**Directions for this task**
Reproduce exactly the line in which "Give me a plain-text" occurs and all the lines after it, ending with the last line.

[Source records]
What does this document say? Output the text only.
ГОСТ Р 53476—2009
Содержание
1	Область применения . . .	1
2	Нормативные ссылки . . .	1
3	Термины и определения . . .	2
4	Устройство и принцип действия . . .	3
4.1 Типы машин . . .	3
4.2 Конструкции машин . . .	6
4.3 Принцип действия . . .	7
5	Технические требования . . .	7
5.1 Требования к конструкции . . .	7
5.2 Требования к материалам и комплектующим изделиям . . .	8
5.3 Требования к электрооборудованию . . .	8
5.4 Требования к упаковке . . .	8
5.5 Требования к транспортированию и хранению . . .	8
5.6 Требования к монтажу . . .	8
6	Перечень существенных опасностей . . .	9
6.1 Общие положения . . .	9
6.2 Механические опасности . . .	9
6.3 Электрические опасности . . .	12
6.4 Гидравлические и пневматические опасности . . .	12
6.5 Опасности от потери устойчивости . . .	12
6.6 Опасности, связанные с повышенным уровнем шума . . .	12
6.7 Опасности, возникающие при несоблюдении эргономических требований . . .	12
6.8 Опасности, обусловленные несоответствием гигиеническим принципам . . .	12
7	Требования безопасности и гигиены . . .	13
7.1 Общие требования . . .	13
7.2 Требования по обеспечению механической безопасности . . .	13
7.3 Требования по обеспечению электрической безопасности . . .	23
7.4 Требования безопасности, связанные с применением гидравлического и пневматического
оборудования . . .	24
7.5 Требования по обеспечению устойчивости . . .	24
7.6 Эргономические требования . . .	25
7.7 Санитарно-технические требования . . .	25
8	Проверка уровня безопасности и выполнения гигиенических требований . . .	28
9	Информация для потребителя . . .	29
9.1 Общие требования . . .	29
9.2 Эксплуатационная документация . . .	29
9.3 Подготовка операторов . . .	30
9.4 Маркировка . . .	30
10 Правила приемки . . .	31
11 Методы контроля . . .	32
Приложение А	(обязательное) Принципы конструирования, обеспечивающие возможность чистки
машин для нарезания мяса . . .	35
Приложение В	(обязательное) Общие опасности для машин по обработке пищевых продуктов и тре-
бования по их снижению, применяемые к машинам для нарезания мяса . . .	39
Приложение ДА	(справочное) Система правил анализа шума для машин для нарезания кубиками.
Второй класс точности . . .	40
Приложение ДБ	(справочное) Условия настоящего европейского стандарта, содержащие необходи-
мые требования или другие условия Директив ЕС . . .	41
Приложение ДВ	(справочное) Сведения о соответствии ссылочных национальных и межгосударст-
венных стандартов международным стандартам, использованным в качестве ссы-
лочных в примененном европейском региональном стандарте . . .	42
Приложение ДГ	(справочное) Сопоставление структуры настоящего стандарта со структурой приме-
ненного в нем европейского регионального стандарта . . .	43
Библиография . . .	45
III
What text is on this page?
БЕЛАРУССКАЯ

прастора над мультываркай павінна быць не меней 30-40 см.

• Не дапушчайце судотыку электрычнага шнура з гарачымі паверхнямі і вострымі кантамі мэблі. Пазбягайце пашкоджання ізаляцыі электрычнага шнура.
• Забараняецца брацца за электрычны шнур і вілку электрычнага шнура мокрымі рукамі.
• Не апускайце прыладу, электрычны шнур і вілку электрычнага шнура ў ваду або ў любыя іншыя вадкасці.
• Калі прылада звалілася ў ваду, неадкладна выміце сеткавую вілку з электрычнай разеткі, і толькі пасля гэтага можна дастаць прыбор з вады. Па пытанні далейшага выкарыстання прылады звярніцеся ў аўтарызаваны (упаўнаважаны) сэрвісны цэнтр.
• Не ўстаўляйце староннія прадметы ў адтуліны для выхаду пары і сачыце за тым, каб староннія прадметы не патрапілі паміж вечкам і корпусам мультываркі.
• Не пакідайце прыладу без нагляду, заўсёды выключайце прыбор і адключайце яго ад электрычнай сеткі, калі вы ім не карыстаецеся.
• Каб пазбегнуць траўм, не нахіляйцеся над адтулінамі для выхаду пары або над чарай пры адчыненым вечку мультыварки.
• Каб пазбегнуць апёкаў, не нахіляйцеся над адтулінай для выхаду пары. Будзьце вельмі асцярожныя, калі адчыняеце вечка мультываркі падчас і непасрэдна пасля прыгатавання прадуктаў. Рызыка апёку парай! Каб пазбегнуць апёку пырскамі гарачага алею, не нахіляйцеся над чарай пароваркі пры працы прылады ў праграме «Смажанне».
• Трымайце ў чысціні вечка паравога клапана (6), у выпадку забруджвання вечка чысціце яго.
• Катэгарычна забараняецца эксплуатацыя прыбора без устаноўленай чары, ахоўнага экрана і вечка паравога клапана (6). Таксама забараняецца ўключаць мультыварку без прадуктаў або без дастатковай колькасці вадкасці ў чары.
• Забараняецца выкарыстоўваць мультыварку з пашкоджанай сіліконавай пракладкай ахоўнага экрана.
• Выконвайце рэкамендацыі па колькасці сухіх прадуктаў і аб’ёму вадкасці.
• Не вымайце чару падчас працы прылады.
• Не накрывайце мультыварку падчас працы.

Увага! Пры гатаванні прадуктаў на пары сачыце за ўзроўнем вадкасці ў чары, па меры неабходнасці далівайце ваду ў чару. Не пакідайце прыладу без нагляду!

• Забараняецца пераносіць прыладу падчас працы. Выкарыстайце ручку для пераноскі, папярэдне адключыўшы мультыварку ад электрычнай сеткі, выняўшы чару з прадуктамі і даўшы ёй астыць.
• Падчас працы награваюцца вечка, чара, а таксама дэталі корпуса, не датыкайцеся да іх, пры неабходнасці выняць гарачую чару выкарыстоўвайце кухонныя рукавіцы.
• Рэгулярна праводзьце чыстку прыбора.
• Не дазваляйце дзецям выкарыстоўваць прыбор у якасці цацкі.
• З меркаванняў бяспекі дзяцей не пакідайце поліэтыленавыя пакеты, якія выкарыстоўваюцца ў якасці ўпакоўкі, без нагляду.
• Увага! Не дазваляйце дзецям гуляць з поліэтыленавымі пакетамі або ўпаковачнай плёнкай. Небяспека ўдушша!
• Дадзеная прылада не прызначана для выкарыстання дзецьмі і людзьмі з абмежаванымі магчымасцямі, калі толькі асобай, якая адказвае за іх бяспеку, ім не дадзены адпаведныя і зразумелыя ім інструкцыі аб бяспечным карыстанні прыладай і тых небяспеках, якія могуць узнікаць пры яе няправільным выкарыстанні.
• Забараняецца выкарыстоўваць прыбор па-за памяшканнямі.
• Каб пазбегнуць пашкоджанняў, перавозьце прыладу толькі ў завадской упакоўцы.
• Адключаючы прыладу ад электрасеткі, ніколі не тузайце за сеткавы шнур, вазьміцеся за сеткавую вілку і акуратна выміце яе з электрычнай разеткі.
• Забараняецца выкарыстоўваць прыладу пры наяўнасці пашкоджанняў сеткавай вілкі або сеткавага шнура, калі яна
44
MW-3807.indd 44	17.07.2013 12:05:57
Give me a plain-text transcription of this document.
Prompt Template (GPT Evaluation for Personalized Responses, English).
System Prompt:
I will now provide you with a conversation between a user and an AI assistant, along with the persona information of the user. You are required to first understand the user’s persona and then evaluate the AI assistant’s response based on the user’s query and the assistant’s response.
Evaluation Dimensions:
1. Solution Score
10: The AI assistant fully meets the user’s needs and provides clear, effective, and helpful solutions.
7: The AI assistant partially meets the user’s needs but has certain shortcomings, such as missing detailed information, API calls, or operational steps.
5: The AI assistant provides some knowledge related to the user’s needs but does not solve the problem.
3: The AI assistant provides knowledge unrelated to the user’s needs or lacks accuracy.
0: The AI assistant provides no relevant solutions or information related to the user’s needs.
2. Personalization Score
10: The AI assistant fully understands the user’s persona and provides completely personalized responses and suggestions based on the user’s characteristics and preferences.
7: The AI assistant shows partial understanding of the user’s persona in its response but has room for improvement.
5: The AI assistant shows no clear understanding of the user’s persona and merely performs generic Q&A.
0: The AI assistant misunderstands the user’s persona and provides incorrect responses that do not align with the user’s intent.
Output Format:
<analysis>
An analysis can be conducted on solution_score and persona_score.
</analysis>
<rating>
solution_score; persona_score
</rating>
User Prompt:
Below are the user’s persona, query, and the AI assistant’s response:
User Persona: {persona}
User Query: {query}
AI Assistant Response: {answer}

**Completed exercise**
Give me a plain-text transcription of this document.
Prompt Template (GPT Evaluation for Personalized Responses, English).
System Prompt:
I will now provide you with a conversation between a user and an AI assistant, along with the persona information of the user. You are required to first understand the user’s persona and then evaluate the AI assistant’s response based on the user’s query and the assistant’s response.
Evaluation Dimensions:
1. Solution Score
10: The AI assistant fully meets the user’s needs and provides clear, effective, and helpful solutions.
7: The AI assistant partially meets the user’s needs but has certain shortcomings, such as missing detailed information, API calls, or operational steps.
5: The AI assistant provides some knowledge related to the user’s needs but does not solve the problem.
3: The AI assistant provides knowledge unrelated to the user’s needs or lacks accuracy.
0: The AI assistant provides no relevant solutions or information related to the user’s needs.
2. Personalization Score
10: The AI assistant fully understands the user’s persona and provides completely personalized responses and suggestions based on the user’s characteristics and preferences.
7: The AI assistant shows partial understanding of the user’s persona in its response but has room for improvement.
5: The AI assistant shows no clear understanding of the user’s persona and merely performs generic Q&A.
0: The AI assistant misunderstands the user’s persona and provides incorrect responses that do not align with the user’s intent.
Output Format:
<analysis>
An analysis can be conducted on solution_score and persona_score.
</analysis>
<rating>
solution_score; persona_score
</rating>
User Prompt:
Below are the user’s persona, query, and the AI assistant’s response:
User Persona: {persona}
User Query: {query}
AI Assistant Response: {answer}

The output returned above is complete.